• _TASK GOAL_
Copy out every line exactly, passing over the pictures.

• _ROWS_
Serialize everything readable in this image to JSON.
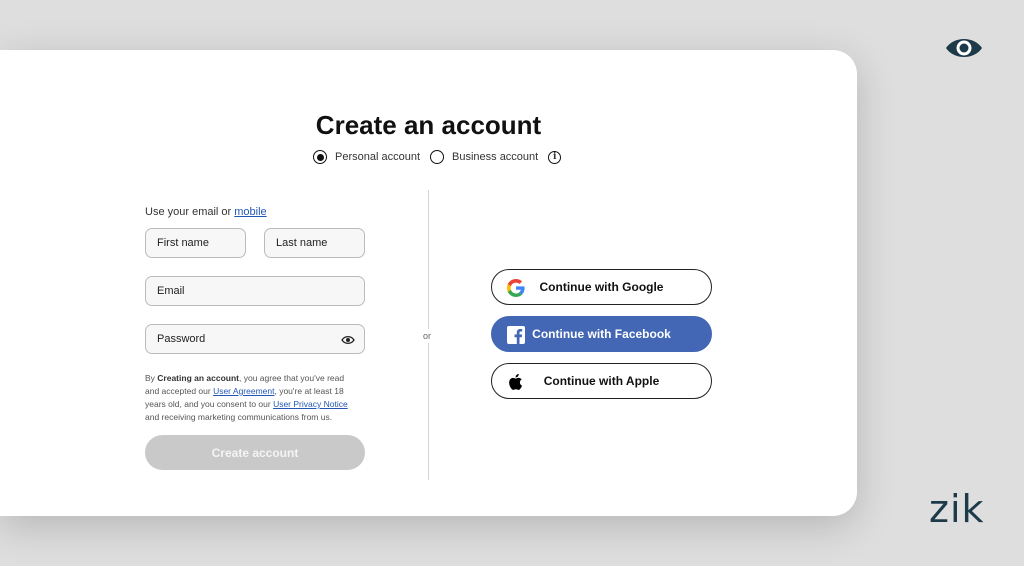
{
  "title": "Create an account",
  "account_type": {
    "personal_label": "Personal account",
    "business_label": "Business account",
    "selected": "personal"
  },
  "form": {
    "hint_prefix": "Use your email or ",
    "hint_link": "mobile",
    "first_name_placeholder": "First name",
    "last_name_placeholder": "Last name",
    "email_placeholder": "Email",
    "password_placeholder": "Password",
    "legal": {
      "p1": "By ",
      "bold": "Creating an account",
      "p2": ", you agree that you've read and accepted our ",
      "link1": "User Agreement",
      "p3": ", you're at least 18 years old, and you consent to our ",
      "link2": "User Privacy Notice",
      "p4": " and receiving marketing communications from us."
    },
    "create_label": "Create account"
  },
  "or_label": "or",
  "social": {
    "google_label": "Continue with Google",
    "facebook_label": "Continue with Facebook",
    "apple_label": "Continue with Apple"
  },
  "brand": {
    "logo_text": "zik"
  },
  "colors": {
    "facebook": "#4367b5",
    "link": "#2457b4",
    "brand": "#1d3a4a",
    "disabled": "#c9c9c9"
  }
}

• _SOLUTION_
Serialize everything readable in this image to JSON.
{
  "title": "Create an account",
  "account_type": {
    "personal_label": "Personal account",
    "business_label": "Business account",
    "selected": "personal"
  },
  "form": {
    "hint_prefix": "Use your email or ",
    "hint_link": "mobile",
    "first_name_placeholder": "First name",
    "last_name_placeholder": "Last name",
    "email_placeholder": "Email",
    "password_placeholder": "Password",
    "legal": {
      "p1": "By ",
      "bold": "Creating an account",
      "p2": ", you agree that you've read and accepted our ",
      "link1": "User Agreement",
      "p3": ", you're at least 18 years old, and you consent to our ",
      "link2": "User Privacy Notice",
      "p4": " and receiving marketing communications from us."
    },
    "create_label": "Create account"
  },
  "or_label": "or",
  "social": {
    "google_label": "Continue with Google",
    "facebook_label": "Continue with Facebook",
    "apple_label": "Continue with Apple"
  },
  "brand": {
    "logo_text": "zik"
  },
  "colors": {
    "facebook": "#4367b5",
    "link": "#2457b4",
    "brand": "#1d3a4a",
    "disabled": "#c9c9c9"
  }
}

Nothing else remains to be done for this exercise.